══ Input records

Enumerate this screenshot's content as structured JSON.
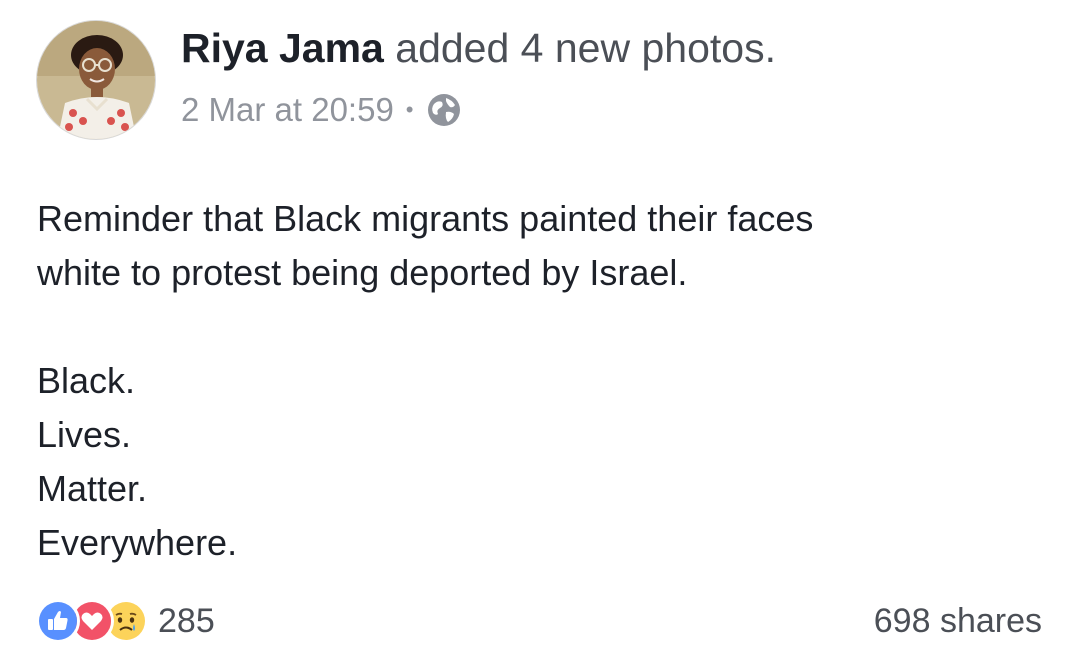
{
  "post": {
    "author_name": "Riya Jama",
    "action": "added 4 new photos.",
    "timestamp": "2 Mar at 20:59",
    "separator": "•",
    "privacy_icon": "globe-icon",
    "text_lines": [
      "Reminder that Black migrants painted their faces",
      "white to protest being deported by Israel."
    ],
    "text_stanza": [
      "Black.",
      "Lives.",
      "Matter.",
      "Everywhere."
    ],
    "reactions": {
      "icons": [
        "like-icon",
        "love-icon",
        "sad-icon"
      ],
      "count": "285"
    },
    "shares": "698 shares"
  },
  "colors": {
    "primary_text": "#1d2129",
    "secondary_text": "#90949c",
    "like_blue": "#5890ff",
    "love_red": "#f25268",
    "sad_yellow": "#fcd35a"
  }
}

════

Output the lines above in full and exactly as given, omitting any pictures.

Enumerate this screenshot's content as structured JSON.
{
  "post": {
    "author_name": "Riya Jama",
    "action": "added 4 new photos.",
    "timestamp": "2 Mar at 20:59",
    "separator": "•",
    "privacy_icon": "globe-icon",
    "text_lines": [
      "Reminder that Black migrants painted their faces",
      "white to protest being deported by Israel."
    ],
    "text_stanza": [
      "Black.",
      "Lives.",
      "Matter.",
      "Everywhere."
    ],
    "reactions": {
      "icons": [
        "like-icon",
        "love-icon",
        "sad-icon"
      ],
      "count": "285"
    },
    "shares": "698 shares"
  },
  "colors": {
    "primary_text": "#1d2129",
    "secondary_text": "#90949c",
    "like_blue": "#5890ff",
    "love_red": "#f25268",
    "sad_yellow": "#fcd35a"
  }
}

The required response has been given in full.